Work to complete.
Copy out every line of the records below word for word, with no changes.

>>>>>

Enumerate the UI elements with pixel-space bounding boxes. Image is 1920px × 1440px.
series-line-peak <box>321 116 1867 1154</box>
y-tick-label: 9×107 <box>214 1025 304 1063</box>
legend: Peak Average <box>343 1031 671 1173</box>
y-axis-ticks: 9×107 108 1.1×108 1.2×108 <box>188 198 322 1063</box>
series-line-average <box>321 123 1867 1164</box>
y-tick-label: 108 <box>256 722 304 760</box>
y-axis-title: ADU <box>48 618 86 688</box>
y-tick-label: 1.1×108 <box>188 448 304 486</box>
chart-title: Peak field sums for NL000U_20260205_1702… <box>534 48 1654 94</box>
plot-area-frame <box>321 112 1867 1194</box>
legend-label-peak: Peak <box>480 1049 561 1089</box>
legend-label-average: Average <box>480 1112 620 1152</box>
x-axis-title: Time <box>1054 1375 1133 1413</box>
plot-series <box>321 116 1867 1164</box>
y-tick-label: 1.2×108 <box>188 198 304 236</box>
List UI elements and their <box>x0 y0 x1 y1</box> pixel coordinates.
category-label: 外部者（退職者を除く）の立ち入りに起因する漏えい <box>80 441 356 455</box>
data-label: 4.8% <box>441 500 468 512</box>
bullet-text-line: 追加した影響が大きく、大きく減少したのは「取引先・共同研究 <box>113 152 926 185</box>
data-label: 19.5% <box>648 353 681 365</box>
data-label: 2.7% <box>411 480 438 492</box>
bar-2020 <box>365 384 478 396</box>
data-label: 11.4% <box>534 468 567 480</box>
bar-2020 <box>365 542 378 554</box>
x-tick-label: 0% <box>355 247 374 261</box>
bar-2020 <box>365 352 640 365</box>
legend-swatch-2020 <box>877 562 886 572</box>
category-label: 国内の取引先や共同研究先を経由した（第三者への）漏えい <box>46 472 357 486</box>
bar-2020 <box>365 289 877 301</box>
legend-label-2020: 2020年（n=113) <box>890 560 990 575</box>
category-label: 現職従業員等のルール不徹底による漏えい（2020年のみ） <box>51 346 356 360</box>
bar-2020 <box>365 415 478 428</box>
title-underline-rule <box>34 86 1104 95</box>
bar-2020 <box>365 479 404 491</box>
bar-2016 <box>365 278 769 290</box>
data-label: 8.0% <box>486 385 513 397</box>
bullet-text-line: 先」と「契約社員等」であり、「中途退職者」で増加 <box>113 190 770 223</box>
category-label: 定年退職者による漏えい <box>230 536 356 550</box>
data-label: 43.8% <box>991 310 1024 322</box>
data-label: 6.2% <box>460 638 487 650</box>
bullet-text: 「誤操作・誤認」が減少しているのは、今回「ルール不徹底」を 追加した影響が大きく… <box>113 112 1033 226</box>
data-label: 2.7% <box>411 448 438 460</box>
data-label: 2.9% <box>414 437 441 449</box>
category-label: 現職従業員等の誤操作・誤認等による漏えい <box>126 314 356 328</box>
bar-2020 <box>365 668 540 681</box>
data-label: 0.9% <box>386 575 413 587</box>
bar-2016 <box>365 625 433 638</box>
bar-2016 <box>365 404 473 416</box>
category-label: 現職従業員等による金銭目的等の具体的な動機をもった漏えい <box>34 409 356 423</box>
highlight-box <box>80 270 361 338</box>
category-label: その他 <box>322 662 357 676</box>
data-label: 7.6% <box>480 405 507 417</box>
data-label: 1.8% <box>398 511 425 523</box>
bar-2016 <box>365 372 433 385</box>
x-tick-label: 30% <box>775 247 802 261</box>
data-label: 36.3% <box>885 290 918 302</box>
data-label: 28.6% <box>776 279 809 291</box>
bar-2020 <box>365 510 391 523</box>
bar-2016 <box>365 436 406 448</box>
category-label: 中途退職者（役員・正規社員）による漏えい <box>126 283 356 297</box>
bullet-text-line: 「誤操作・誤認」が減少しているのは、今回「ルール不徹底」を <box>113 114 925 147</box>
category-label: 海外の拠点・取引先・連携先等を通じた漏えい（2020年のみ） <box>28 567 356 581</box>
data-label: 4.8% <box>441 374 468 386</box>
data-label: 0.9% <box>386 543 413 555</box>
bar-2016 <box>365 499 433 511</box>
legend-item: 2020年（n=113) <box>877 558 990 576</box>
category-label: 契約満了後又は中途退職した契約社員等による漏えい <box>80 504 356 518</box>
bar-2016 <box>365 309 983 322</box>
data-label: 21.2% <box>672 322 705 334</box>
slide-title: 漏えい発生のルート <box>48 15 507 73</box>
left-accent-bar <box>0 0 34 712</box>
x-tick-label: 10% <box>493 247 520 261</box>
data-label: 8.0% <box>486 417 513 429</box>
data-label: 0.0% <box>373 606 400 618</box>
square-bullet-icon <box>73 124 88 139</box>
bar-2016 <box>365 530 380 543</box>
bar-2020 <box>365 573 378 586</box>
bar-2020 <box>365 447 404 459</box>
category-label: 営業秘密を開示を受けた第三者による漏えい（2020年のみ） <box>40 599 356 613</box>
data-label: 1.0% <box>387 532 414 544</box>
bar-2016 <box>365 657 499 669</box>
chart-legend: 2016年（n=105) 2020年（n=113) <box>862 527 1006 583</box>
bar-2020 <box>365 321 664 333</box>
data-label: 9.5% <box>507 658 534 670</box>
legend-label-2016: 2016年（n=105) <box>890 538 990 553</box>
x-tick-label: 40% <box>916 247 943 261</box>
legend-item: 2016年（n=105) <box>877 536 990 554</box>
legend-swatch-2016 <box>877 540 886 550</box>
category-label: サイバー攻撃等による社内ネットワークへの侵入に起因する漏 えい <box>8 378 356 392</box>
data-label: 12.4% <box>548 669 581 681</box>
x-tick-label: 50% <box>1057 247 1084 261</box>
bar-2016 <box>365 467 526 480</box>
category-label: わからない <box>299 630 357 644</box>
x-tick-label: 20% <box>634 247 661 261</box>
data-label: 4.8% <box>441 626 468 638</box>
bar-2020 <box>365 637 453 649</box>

<<<<<

Task output.
Enumerate the UI elements with pixel-space bounding boxes. Image is 1920px × 1440px.
series-line-peak <box>321 116 1867 1154</box>
y-tick-label: 9×107 <box>214 1025 304 1063</box>
legend: Peak Average <box>343 1031 671 1173</box>
y-axis-ticks: 9×107 108 1.1×108 1.2×108 <box>188 198 322 1063</box>
series-line-average <box>321 123 1867 1164</box>
y-tick-label: 108 <box>256 722 304 760</box>
y-axis-title: ADU <box>48 618 86 688</box>
y-tick-label: 1.1×108 <box>188 448 304 486</box>
chart-title: Peak field sums for NL000U_20260205_1702… <box>534 48 1654 94</box>
plot-area-frame <box>321 112 1867 1194</box>
legend-label-peak: Peak <box>480 1049 561 1089</box>
legend-label-average: Average <box>480 1112 620 1152</box>
x-axis-title: Time <box>1054 1375 1133 1413</box>
plot-series <box>321 116 1867 1164</box>
y-tick-label: 1.2×108 <box>188 198 304 236</box>
List UI elements and their <box>x0 y0 x1 y1</box> pixel coordinates.
category-label: 外部者（退職者を除く）の立ち入りに起因する漏えい <box>80 441 356 455</box>
data-label: 4.8% <box>441 500 468 512</box>
bullet-text-line: 追加した影響が大きく、大きく減少したのは「取引先・共同研究 <box>113 152 926 185</box>
data-label: 19.5% <box>648 353 681 365</box>
data-label: 2.7% <box>411 480 438 492</box>
bar-2020 <box>365 384 478 396</box>
data-label: 11.4% <box>534 468 567 480</box>
bar-2020 <box>365 542 378 554</box>
x-tick-label: 0% <box>355 247 374 261</box>
bar-2020 <box>365 352 640 365</box>
legend-swatch-2020 <box>877 562 886 572</box>
category-label: 国内の取引先や共同研究先を経由した（第三者への）漏えい <box>46 472 357 486</box>
bar-2020 <box>365 289 877 301</box>
legend-label-2020: 2020年（n=113) <box>890 560 990 575</box>
category-label: 現職従業員等のルール不徹底による漏えい（2020年のみ） <box>51 346 356 360</box>
bar-2020 <box>365 415 478 428</box>
title-underline-rule <box>34 86 1104 95</box>
bar-2020 <box>365 479 404 491</box>
bar-2016 <box>365 278 769 290</box>
data-label: 8.0% <box>486 385 513 397</box>
bullet-text-line: 先」と「契約社員等」であり、「中途退職者」で増加 <box>113 190 770 223</box>
category-label: 定年退職者による漏えい <box>230 536 356 550</box>
data-label: 43.8% <box>991 310 1024 322</box>
data-label: 6.2% <box>460 638 487 650</box>
bullet-text: 「誤操作・誤認」が減少しているのは、今回「ルール不徹底」を 追加した影響が大きく… <box>113 112 1033 226</box>
data-label: 2.7% <box>411 448 438 460</box>
data-label: 2.9% <box>414 437 441 449</box>
category-label: 現職従業員等の誤操作・誤認等による漏えい <box>126 314 356 328</box>
bar-2020 <box>365 668 540 681</box>
data-label: 0.9% <box>386 575 413 587</box>
bar-2016 <box>365 625 433 638</box>
bar-2016 <box>365 404 473 416</box>
category-label: 現職従業員等による金銭目的等の具体的な動機をもった漏えい <box>34 409 356 423</box>
highlight-box <box>80 270 361 338</box>
category-label: その他 <box>322 662 357 676</box>
data-label: 7.6% <box>480 405 507 417</box>
data-label: 1.8% <box>398 511 425 523</box>
bar-2016 <box>365 372 433 385</box>
x-tick-label: 30% <box>775 247 802 261</box>
data-label: 36.3% <box>885 290 918 302</box>
data-label: 28.6% <box>776 279 809 291</box>
bar-2020 <box>365 510 391 523</box>
bar-2016 <box>365 436 406 448</box>
category-label: 中途退職者（役員・正規社員）による漏えい <box>126 283 356 297</box>
bullet-text-line: 「誤操作・誤認」が減少しているのは、今回「ルール不徹底」を <box>113 114 925 147</box>
category-label: 海外の拠点・取引先・連携先等を通じた漏えい（2020年のみ） <box>28 567 356 581</box>
data-label: 4.8% <box>441 374 468 386</box>
data-label: 0.9% <box>386 543 413 555</box>
bar-2016 <box>365 499 433 511</box>
legend-item: 2020年（n=113) <box>877 558 990 576</box>
category-label: 契約満了後又は中途退職した契約社員等による漏えい <box>80 504 356 518</box>
bar-2016 <box>365 309 983 322</box>
data-label: 21.2% <box>672 322 705 334</box>
slide-title: 漏えい発生のルート <box>48 15 507 73</box>
left-accent-bar <box>0 0 34 712</box>
x-tick-label: 10% <box>493 247 520 261</box>
data-label: 8.0% <box>486 417 513 429</box>
data-label: 0.0% <box>373 606 400 618</box>
square-bullet-icon <box>73 124 88 139</box>
bar-2016 <box>365 530 380 543</box>
bar-2020 <box>365 573 378 586</box>
bar-2020 <box>365 447 404 459</box>
category-label: 営業秘密を開示を受けた第三者による漏えい（2020年のみ） <box>40 599 356 613</box>
data-label: 1.0% <box>387 532 414 544</box>
bar-2016 <box>365 657 499 669</box>
chart-legend: 2016年（n=105) 2020年（n=113) <box>862 527 1006 583</box>
bar-2020 <box>365 321 664 333</box>
data-label: 9.5% <box>507 658 534 670</box>
legend-label-2016: 2016年（n=105) <box>890 538 990 553</box>
x-tick-label: 40% <box>916 247 943 261</box>
legend-item: 2016年（n=105) <box>877 536 990 554</box>
legend-swatch-2016 <box>877 540 886 550</box>
category-label: サイバー攻撃等による社内ネットワークへの侵入に起因する漏 えい <box>8 378 356 392</box>
data-label: 12.4% <box>548 669 581 681</box>
x-tick-label: 50% <box>1057 247 1084 261</box>
bar-2016 <box>365 467 526 480</box>
category-label: わからない <box>299 630 357 644</box>
x-tick-label: 20% <box>634 247 661 261</box>
data-label: 4.8% <box>441 626 468 638</box>
bar-2020 <box>365 637 453 649</box>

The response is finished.